| What you need to do |
Copy nothing but the text: repeat each entry exactly and drop the images.

| Excerpted records |
⁂

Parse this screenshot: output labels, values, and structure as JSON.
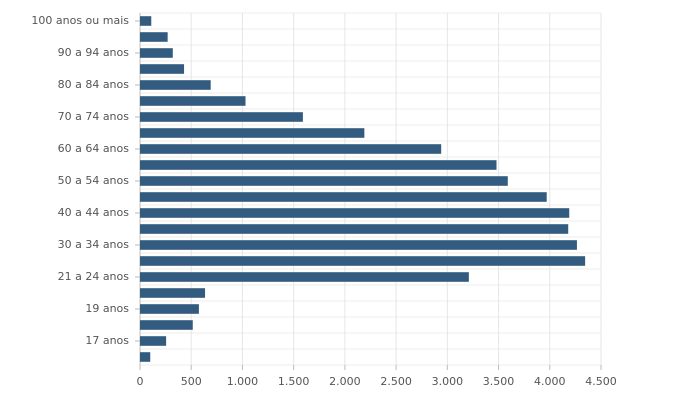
{
  "chart_data": {
    "type": "hbar",
    "categories": [
      "100 anos ou mais",
      null,
      "90 a 94 anos",
      null,
      "80 a 84 anos",
      null,
      "70 a 74 anos",
      null,
      "60 a 64 anos",
      null,
      "50 a 54 anos",
      null,
      "40 a 44 anos",
      null,
      "30 a 34 anos",
      null,
      "21 a 24 anos",
      null,
      "19 anos",
      null,
      "17 anos",
      null
    ],
    "values": [
      110,
      270,
      320,
      430,
      690,
      1030,
      1590,
      2190,
      2940,
      3480,
      3590,
      3970,
      4190,
      4180,
      4265,
      4345,
      3210,
      635,
      575,
      515,
      255,
      100
    ],
    "color": "#335b80",
    "xlim": [
      0,
      4500
    ],
    "xticks": [
      0,
      500,
      {
        "value": 1000,
        "label": "1.000"
      },
      {
        "value": 1500,
        "label": "1.500"
      },
      {
        "value": 2000,
        "label": "2.000"
      },
      {
        "value": 2500,
        "label": "2.500"
      },
      {
        "value": 3000,
        "label": "3.000"
      },
      {
        "value": 3500,
        "label": "3.500"
      },
      {
        "value": 4000,
        "label": "4.000"
      },
      {
        "value": 4500,
        "label": "4.500"
      }
    ],
    "grid": true
  }
}
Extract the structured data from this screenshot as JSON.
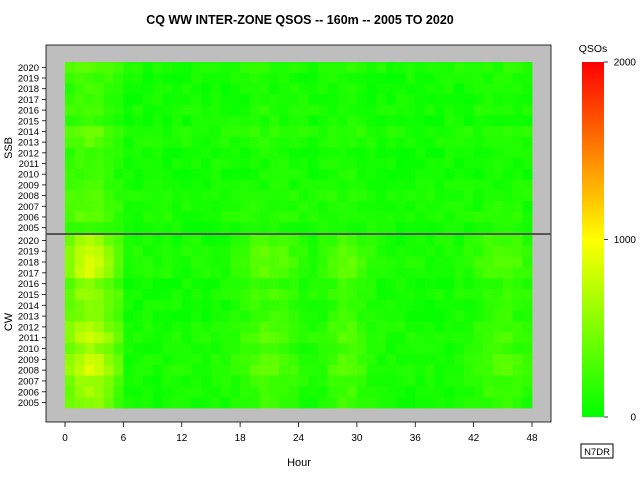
{
  "chart_data": {
    "type": "heatmap",
    "title": "CQ WW INTER-ZONE QSOS -- 160m -- 2005 TO 2020",
    "xlabel": "Hour",
    "x_ticks": [
      "0",
      "6",
      "12",
      "18",
      "24",
      "30",
      "36",
      "42",
      "48"
    ],
    "x_range": [
      0,
      48
    ],
    "panels": [
      {
        "name": "SSB",
        "years": [
          "2020",
          "2019",
          "2018",
          "2017",
          "2016",
          "2015",
          "2014",
          "2013",
          "2012",
          "2011",
          "2010",
          "2009",
          "2008",
          "2007",
          "2006",
          "2005"
        ]
      },
      {
        "name": "CW",
        "years": [
          "2020",
          "2019",
          "2018",
          "2017",
          "2016",
          "2015",
          "2014",
          "2013",
          "2012",
          "2011",
          "2010",
          "2009",
          "2008",
          "2007",
          "2006",
          "2005"
        ]
      }
    ],
    "colorbar": {
      "label": "QSOs",
      "range": [
        0,
        2000
      ],
      "ticks": [
        "0",
        "1000",
        "2000"
      ],
      "colors": [
        "#00ff00",
        "#ffff00",
        "#ff0000"
      ]
    },
    "frame_color": "#bebebe",
    "divider_color": "#555555"
  },
  "watermark": "N7DR"
}
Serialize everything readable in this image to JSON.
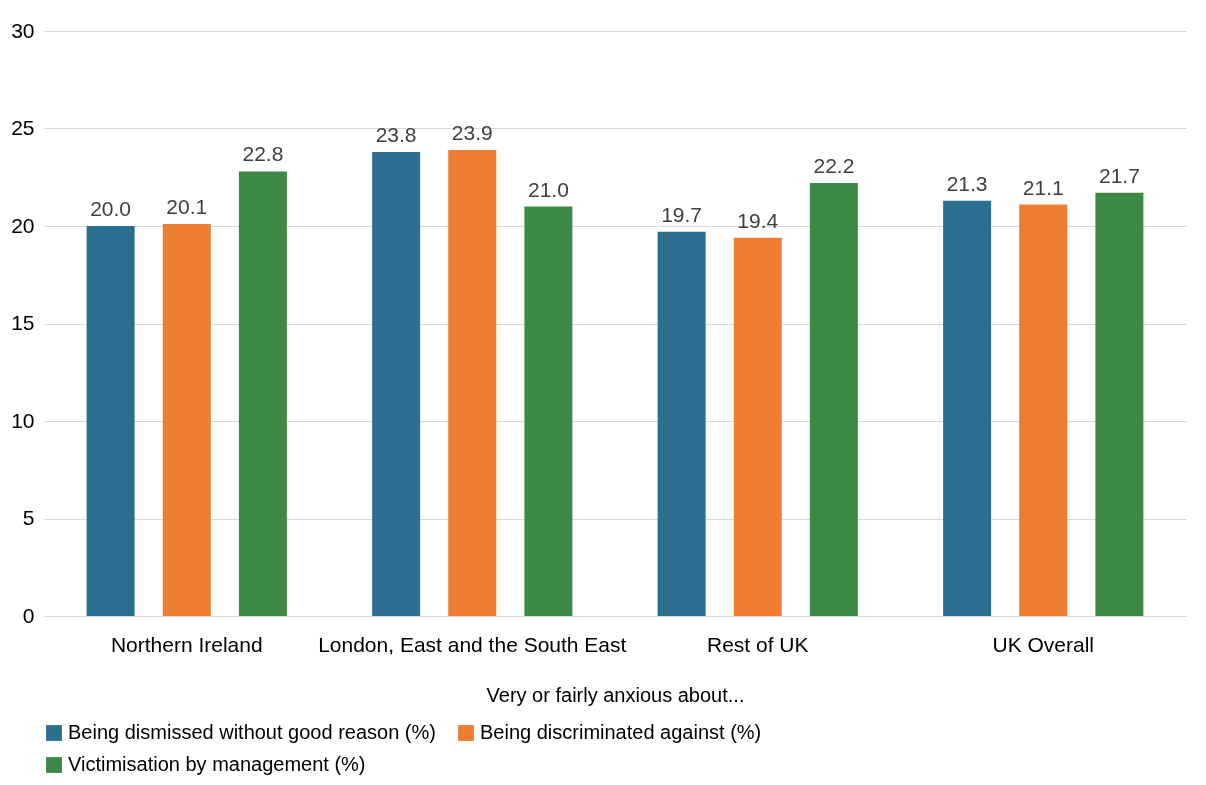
{
  "chart_data": {
    "type": "bar",
    "xlabel": "Very or fairly anxious about...",
    "categories": [
      "Northern Ireland",
      "London, East and the South East",
      "Rest of UK",
      "UK Overall"
    ],
    "series": [
      {
        "name": "Being dismissed without good reason (%)",
        "color": "#2a6f8f",
        "values": [
          20.0,
          23.8,
          19.7,
          21.3
        ],
        "value_labels": [
          "20.0",
          "23.8",
          "19.7",
          "21.3"
        ]
      },
      {
        "name": "Being discriminated against (%)",
        "color": "#ed7d31",
        "values": [
          20.1,
          23.9,
          19.4,
          21.1
        ],
        "value_labels": [
          "20.1",
          "23.9",
          "19.4",
          "21.1"
        ]
      },
      {
        "name": "Victimisation by management (%)",
        "color": "#3c8a45",
        "values": [
          22.8,
          21.0,
          22.2,
          21.7
        ],
        "value_labels": [
          "22.8",
          "21.0",
          "22.2",
          "21.7"
        ]
      }
    ],
    "ylim": [
      0,
      30
    ],
    "yticks": [
      0,
      5,
      10,
      15,
      20,
      25,
      30
    ],
    "grid": "y",
    "legend": "bottom"
  }
}
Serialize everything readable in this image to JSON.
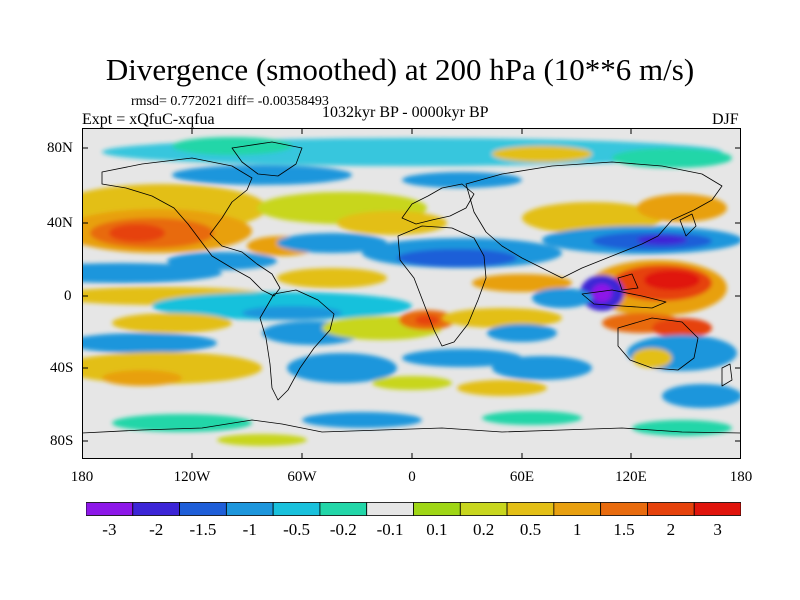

⁂

| Solved exercise |
Parse this screenshot: output labels, values, and structure as JSON.
{
  "chart_data": {
    "type": "hbar",
    "categories": [
      "100 anos ou mais",
      null,
      "90 a 94 anos",
      null,
      "80 a 84 anos",
      null,
      "70 a 74 anos",
      null,
      "60 a 64 anos",
      null,
      "50 a 54 anos",
      null,
      "40 a 44 anos",
      null,
      "30 a 34 anos",
      null,
      "21 a 24 anos",
      null,
      "19 anos",
      null,
      "17 anos",
      null
    ],
    "values": [
      110,
      270,
      320,
      430,
      690,
      1030,
      1590,
      2190,
      2940,
      3480,
      3590,
      3970,
      4190,
      4180,
      4265,
      4345,
      3210,
      635,
      575,
      515,
      255,
      100
    ],
    "color": "#335b80",
    "xlim": [
      0,
      4500
    ],
    "xticks": [
      0,
      500,
      {
        "value": 1000,
        "label": "1.000"
      },
      {
        "value": 1500,
        "label": "1.500"
      },
      {
        "value": 2000,
        "label": "2.000"
      },
      {
        "value": 2500,
        "label": "2.500"
      },
      {
        "value": 3000,
        "label": "3.000"
      },
      {
        "value": 3500,
        "label": "3.500"
      },
      {
        "value": 4000,
        "label": "4.000"
      },
      {
        "value": 4500,
        "label": "4.500"
      }
    ],
    "grid": true
  }
}
Extract the structured data from this screenshot as JSON.
{
  "chart_data": {
    "type": "heatmap",
    "title": "CQ WW INTER-ZONE QSOS -- 160m -- 2005 TO 2020",
    "xlabel": "Hour",
    "x_ticks": [
      "0",
      "6",
      "12",
      "18",
      "24",
      "30",
      "36",
      "42",
      "48"
    ],
    "x_range": [
      0,
      48
    ],
    "panels": [
      {
        "name": "SSB",
        "years": [
          "2020",
          "2019",
          "2018",
          "2017",
          "2016",
          "2015",
          "2014",
          "2013",
          "2012",
          "2011",
          "2010",
          "2009",
          "2008",
          "2007",
          "2006",
          "2005"
        ]
      },
      {
        "name": "CW",
        "years": [
          "2020",
          "2019",
          "2018",
          "2017",
          "2016",
          "2015",
          "2014",
          "2013",
          "2012",
          "2011",
          "2010",
          "2009",
          "2008",
          "2007",
          "2006",
          "2005"
        ]
      }
    ],
    "colorbar": {
      "label": "QSOs",
      "range": [
        0,
        2000
      ],
      "ticks": [
        "0",
        "1000",
        "2000"
      ],
      "colors": [
        "#00ff00",
        "#ffff00",
        "#ff0000"
      ]
    },
    "frame_color": "#bebebe",
    "divider_color": "#555555"
  },
  "watermark": "N7DR"
}
Serialize everything readable in this image to JSON.
{
  "chart_data": {
    "type": "bar",
    "xlabel": "Very or fairly anxious about...",
    "categories": [
      "Northern Ireland",
      "London, East and the South East",
      "Rest of UK",
      "UK Overall"
    ],
    "series": [
      {
        "name": "Being dismissed without good reason (%)",
        "color": "#2a6f8f",
        "values": [
          20.0,
          23.8,
          19.7,
          21.3
        ],
        "value_labels": [
          "20.0",
          "23.8",
          "19.7",
          "21.3"
        ]
      },
      {
        "name": "Being discriminated against (%)",
        "color": "#ed7d31",
        "values": [
          20.1,
          23.9,
          19.4,
          21.1
        ],
        "value_labels": [
          "20.1",
          "23.9",
          "19.4",
          "21.1"
        ]
      },
      {
        "name": "Victimisation by management (%)",
        "color": "#3c8a45",
        "values": [
          22.8,
          21.0,
          22.2,
          21.7
        ],
        "value_labels": [
          "22.8",
          "21.0",
          "22.2",
          "21.7"
        ]
      }
    ],
    "ylim": [
      0,
      30
    ],
    "yticks": [
      0,
      5,
      10,
      15,
      20,
      25,
      30
    ],
    "grid": "y",
    "legend": "bottom"
  }
}
Serialize everything readable in this image to JSON.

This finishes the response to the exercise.